= Data entries =
## start

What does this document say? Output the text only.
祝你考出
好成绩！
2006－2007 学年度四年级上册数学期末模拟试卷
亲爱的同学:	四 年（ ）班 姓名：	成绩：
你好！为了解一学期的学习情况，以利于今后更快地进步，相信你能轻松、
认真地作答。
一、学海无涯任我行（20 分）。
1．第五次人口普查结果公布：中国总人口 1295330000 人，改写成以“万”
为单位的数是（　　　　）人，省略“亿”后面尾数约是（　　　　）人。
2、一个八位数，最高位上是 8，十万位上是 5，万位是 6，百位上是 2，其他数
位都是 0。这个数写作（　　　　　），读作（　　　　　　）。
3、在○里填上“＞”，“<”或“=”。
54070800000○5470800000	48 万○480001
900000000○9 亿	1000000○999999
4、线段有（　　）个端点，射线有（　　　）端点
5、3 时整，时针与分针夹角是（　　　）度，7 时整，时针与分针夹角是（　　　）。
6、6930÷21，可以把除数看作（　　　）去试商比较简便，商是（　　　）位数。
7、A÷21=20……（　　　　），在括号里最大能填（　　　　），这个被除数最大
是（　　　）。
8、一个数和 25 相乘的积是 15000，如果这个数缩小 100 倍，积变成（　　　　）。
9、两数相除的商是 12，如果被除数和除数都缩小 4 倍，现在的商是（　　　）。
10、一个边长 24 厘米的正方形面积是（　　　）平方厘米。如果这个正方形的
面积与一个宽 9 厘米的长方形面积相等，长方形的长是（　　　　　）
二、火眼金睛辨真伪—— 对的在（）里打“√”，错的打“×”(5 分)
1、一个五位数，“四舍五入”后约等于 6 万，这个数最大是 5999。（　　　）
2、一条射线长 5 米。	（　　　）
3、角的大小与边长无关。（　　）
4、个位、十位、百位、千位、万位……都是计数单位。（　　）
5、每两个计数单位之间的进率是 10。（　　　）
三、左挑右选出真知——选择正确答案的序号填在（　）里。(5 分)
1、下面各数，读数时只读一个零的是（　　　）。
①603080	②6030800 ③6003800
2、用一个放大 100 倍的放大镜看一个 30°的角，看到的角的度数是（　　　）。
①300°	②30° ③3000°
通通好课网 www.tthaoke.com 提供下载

## end

= EXERCISE INSTRUCTIONS =
Output an exact copy of each record.

= SOLVED PROBLEM =
What does this document say? Output the text only.
祝你考出
好成绩！
2006－2007 学年度四年级上册数学期末模拟试卷
亲爱的同学:	四 年（ ）班 姓名：	成绩：
你好！为了解一学期的学习情况，以利于今后更快地进步，相信你能轻松、
认真地作答。
一、学海无涯任我行（20 分）。
1．第五次人口普查结果公布：中国总人口 1295330000 人，改写成以“万”
为单位的数是（　　　　）人，省略“亿”后面尾数约是（　　　　）人。
2、一个八位数，最高位上是 8，十万位上是 5，万位是 6，百位上是 2，其他数
位都是 0。这个数写作（　　　　　），读作（　　　　　　）。
3、在○里填上“＞”，“<”或“=”。
54070800000○5470800000	48 万○480001
900000000○9 亿	1000000○999999
4、线段有（　　）个端点，射线有（　　　）端点
5、3 时整，时针与分针夹角是（　　　）度，7 时整，时针与分针夹角是（　　　）。
6、6930÷21，可以把除数看作（　　　）去试商比较简便，商是（　　　）位数。
7、A÷21=20……（　　　　），在括号里最大能填（　　　　），这个被除数最大
是（　　　）。
8、一个数和 25 相乘的积是 15000，如果这个数缩小 100 倍，积变成（　　　　）。
9、两数相除的商是 12，如果被除数和除数都缩小 4 倍，现在的商是（　　　）。
10、一个边长 24 厘米的正方形面积是（　　　）平方厘米。如果这个正方形的
面积与一个宽 9 厘米的长方形面积相等，长方形的长是（　　　　　）
二、火眼金睛辨真伪—— 对的在（）里打“√”，错的打“×”(5 分)
1、一个五位数，“四舍五入”后约等于 6 万，这个数最大是 5999。（　　　）
2、一条射线长 5 米。	（　　　）
3、角的大小与边长无关。（　　）
4、个位、十位、百位、千位、万位……都是计数单位。（　　）
5、每两个计数单位之间的进率是 10。（　　　）
三、左挑右选出真知——选择正确答案的序号填在（　）里。(5 分)
1、下面各数，读数时只读一个零的是（　　　）。
①603080	②6030800 ③6003800
2、用一个放大 100 倍的放大镜看一个 30°的角，看到的角的度数是（　　　）。
①300°	②30° ③3000°
通通好课网 www.tthaoke.com 提供下载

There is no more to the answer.